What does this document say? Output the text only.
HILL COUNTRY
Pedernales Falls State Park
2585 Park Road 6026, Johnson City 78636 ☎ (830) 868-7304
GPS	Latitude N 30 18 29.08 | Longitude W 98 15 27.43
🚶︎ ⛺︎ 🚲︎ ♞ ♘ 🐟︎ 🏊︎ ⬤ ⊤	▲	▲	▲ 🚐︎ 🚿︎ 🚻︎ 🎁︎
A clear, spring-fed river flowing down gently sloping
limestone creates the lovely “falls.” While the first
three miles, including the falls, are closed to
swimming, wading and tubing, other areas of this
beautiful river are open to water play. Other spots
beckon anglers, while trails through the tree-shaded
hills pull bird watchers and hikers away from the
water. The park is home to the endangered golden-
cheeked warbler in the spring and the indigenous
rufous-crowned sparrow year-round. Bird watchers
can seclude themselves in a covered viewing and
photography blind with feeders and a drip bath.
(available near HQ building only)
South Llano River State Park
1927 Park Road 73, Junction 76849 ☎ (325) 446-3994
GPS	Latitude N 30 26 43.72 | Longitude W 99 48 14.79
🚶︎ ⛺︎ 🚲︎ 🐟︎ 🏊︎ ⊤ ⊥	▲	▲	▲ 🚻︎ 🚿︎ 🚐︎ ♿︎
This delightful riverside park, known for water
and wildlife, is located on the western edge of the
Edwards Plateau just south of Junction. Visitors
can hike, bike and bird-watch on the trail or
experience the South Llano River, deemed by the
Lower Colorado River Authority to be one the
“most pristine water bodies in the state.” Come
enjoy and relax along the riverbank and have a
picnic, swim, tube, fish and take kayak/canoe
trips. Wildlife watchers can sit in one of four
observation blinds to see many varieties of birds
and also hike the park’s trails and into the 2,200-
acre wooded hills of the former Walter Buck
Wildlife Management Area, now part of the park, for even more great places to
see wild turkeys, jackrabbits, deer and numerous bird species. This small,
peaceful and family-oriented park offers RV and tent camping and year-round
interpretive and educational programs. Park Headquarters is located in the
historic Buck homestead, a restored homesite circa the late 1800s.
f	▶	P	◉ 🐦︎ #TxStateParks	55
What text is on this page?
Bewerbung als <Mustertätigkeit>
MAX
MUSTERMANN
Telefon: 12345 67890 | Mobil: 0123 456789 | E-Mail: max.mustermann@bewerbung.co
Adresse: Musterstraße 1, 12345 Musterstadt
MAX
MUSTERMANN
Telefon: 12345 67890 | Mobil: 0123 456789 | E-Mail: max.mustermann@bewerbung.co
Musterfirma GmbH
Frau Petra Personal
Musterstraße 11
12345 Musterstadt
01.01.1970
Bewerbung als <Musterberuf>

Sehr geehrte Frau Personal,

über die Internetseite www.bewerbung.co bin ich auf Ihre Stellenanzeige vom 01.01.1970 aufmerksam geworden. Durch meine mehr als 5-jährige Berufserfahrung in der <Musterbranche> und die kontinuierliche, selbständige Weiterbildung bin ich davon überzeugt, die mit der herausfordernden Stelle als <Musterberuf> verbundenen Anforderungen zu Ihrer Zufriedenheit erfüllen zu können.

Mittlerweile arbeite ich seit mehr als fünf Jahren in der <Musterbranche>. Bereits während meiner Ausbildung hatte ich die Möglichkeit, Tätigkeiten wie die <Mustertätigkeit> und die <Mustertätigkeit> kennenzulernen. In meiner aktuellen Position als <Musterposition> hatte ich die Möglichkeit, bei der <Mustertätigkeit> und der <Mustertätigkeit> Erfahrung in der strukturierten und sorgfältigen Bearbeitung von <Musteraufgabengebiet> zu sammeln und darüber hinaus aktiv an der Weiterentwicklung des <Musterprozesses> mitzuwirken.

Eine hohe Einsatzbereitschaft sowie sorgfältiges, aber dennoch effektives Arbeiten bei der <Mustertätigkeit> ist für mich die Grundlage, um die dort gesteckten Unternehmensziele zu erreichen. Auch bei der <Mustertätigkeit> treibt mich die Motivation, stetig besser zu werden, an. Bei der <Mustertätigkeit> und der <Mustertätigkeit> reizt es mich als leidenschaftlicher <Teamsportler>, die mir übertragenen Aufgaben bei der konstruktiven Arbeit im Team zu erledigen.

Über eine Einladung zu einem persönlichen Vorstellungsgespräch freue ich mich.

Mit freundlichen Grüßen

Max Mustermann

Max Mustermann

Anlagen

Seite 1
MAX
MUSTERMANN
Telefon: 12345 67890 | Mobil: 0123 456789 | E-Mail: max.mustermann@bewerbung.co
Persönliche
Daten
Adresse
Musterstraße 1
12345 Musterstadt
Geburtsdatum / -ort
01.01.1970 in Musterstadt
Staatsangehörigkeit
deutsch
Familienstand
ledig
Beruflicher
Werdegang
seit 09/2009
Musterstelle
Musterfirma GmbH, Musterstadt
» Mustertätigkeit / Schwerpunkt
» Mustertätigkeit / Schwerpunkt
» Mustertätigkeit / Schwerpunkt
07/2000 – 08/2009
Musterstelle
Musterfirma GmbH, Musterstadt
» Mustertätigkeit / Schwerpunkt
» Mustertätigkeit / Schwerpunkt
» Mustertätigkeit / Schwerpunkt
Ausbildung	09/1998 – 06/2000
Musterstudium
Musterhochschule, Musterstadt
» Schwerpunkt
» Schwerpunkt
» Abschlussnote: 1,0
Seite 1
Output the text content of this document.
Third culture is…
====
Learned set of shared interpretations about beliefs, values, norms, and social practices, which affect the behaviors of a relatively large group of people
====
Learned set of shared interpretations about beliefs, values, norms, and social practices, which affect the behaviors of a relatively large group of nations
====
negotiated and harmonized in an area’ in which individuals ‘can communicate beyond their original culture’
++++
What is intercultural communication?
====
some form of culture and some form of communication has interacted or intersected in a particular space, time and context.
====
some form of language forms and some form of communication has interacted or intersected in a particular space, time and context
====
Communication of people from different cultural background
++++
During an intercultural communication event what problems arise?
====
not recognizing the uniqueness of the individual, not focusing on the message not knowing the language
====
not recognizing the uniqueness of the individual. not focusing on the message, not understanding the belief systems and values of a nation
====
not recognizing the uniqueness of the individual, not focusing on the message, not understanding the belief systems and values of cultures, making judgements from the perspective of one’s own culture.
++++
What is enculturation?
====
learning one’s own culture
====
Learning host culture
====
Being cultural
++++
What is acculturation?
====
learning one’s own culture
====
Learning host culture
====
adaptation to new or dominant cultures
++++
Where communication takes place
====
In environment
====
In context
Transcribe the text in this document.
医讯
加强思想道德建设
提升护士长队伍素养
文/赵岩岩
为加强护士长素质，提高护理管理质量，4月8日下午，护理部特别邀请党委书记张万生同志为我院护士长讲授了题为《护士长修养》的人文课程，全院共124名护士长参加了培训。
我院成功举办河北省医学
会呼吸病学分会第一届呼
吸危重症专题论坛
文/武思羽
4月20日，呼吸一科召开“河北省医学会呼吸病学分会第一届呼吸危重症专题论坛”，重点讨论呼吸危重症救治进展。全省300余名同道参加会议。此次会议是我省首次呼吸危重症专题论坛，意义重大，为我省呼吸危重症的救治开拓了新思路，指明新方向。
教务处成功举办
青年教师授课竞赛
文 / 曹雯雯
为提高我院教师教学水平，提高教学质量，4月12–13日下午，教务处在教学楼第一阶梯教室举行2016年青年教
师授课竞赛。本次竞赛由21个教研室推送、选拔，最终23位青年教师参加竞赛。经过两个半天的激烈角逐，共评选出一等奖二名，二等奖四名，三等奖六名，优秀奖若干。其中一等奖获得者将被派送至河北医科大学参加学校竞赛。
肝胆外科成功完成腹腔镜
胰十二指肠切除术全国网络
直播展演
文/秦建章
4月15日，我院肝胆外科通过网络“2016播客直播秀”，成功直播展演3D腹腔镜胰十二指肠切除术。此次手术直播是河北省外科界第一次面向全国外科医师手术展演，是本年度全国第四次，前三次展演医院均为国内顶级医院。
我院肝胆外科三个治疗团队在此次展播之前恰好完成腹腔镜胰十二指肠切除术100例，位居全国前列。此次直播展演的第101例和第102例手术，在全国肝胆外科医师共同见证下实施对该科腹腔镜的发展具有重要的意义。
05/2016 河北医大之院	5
--------
• **What you have to do**
Which lines hold the word "message"? Copy every one of them.

• **Output of the task**
not recognizing the uniqueness of the individual, not focusing on the message not knowing the language
not recognizing the uniqueness of the individual. not focusing on the message, not understanding the belief systems and values of a nation
not recognizing the uniqueness of the individual, not focusing on the message, not understanding the belief systems and values of cultures, making judgements from the perspective of one’s own culture.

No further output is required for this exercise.